- **Testo fornito**:
----------------------------------------

Iconoclastia Spicciola

Qualche giorno fa ho preso dell’iconoclasta.

Ammetterete che non capita tutti giorni – almeno non in questo secolo – che una persona (diciamo che si chiami B.) vi guardi con astio e vi dica: “Sai che cosa sei tu? Un’i-co-no-CLA-sta!”

E il motivo per cui B. mi ha dato dell’iconoclasta è che mi sono rifiutata di stracciarmi le vesti perché P.D. James ha scritto un seguito giallo di Orgoglio e Pregiudizio.

Ora, non ho letto Death comes to Pemberley, o quanto meno non ancora, ma avrei mezza intenzione di farlo – e l’intenzione è mezza soltanto perché le recensioni non sono terribilmente incoraggianti. In tutta probabilità un tentativo lo farò. Ehi, si tratta pur sempre di Aunt Jane e P.D. James: non può non valerne la pena, almeno un pochino.

Quanto al considerarlo un sacrilegio, mi dispiace, o B., ma proprio non mi ci so indurre. E nemmeno a considerare DCtP nient’altro che una bieca operazione commerciale volta a speculare sulla generale passione per Lizzie Bennet… A parte tutto, credo che P.D. James non abbia bisogno di speculare su alcunché: lei è, you know, P.D. James.

----------------------------------------

- **Blocco dati**:
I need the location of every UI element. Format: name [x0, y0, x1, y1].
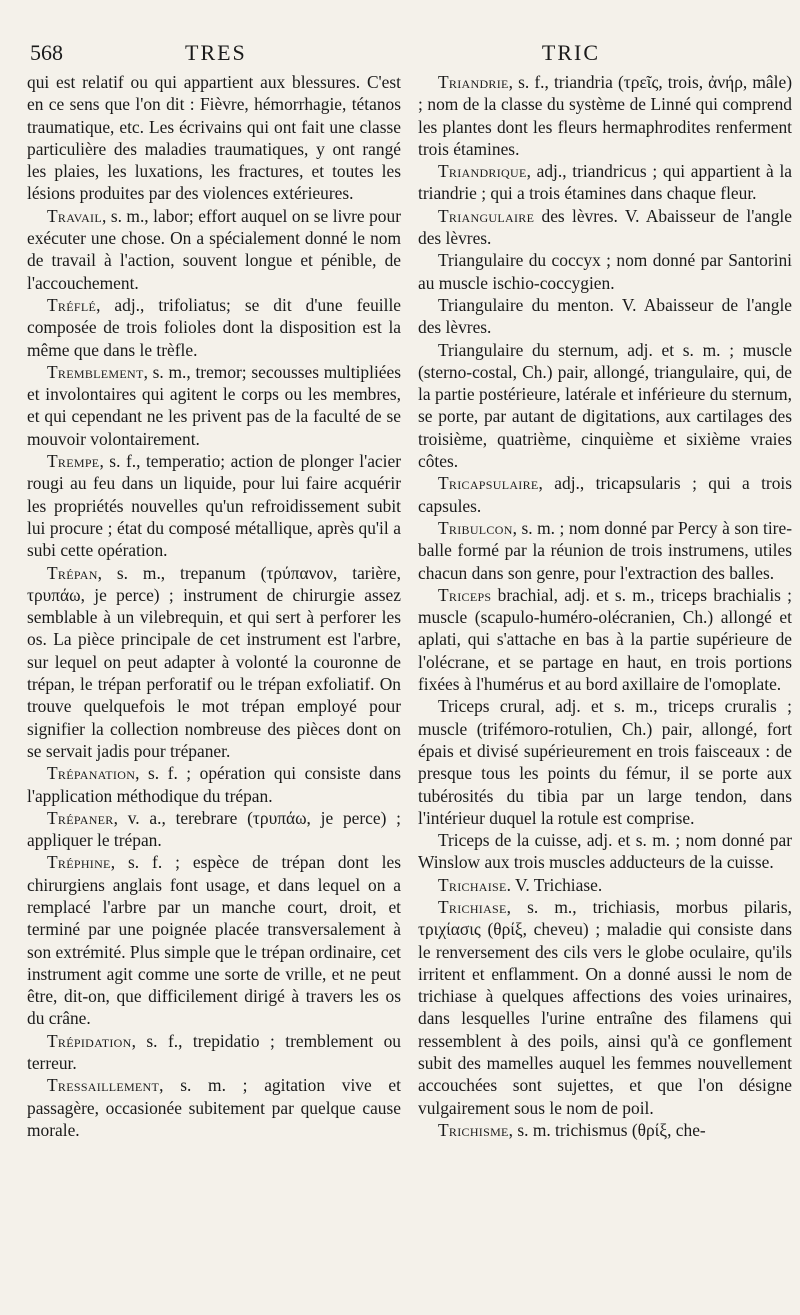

----------------------------------------

- **Attività da svolgere**:
a – Secondo il testo fornito, che cosa ha scritto P.D. James?
b – Elenca tutte le persone e tutti i personaggi nominati nel testo fornito.
c – Scrivi la continuazione del testo fornito sull'accusa di iconoclastia, riprendendo subito dopo la sua ultima frase.

- **Risultati delle attività**:
a – Un seguito giallo di Orgoglio e Pregiudizio.

b – B., P.D. James, Aunt Jane, Lizzie Bennet

c –
Ma non mi stupirei di scoprire parecchia gente che la pensa come B. e grida all’iconoclastia, al sacrilegio e alla speculazione. Parecchia gente italiana – e badate, non ne faccio una gran colpa né a B. né ad altri. Il fatto è che siamo stati allevati nell’immobile e acritica venerazione degli Autori di Capolavori, nei confronti e a proposito dei quali non è concesso muovere lobo cerebrale…

Abbiamo già parlato in passato del modo in cui questo atteggiamento scolastico scoraggi l’entusiasmo per la lettura più di qualunque altra cosa, vero? Perché a parte tutto, se di fronte al Capolavoro possiamo soltanto annuire, abbacinati dalla sua marmorea e inscalfibile perfezione, se è peccato mortale esercitare anche la minima briciola di spirito critico in proposito, è ovvio che finiremo con l’annoiarcene presto…

Ma di questo abbiamo già parlato più di una volta, e non è questo il punto. Il punto, per tornare a P.D. James, è che di questa qualità marmorea dei Capolavori fa parte la certezza che sia sacrilegio riprenderne in mano i personaggi e la storia e farne qualcosa di diverso. Omaggio, parodia, pastiche, seguito, rivisitazione… quel che volete. E più è diverso il qualcosa, più è grave il sacrilegio. 

Guardate invece Shakespeare. Guardate il modo in cui nel mondo anglosassone si tiene vivo l’autore-monumento per eccellenza.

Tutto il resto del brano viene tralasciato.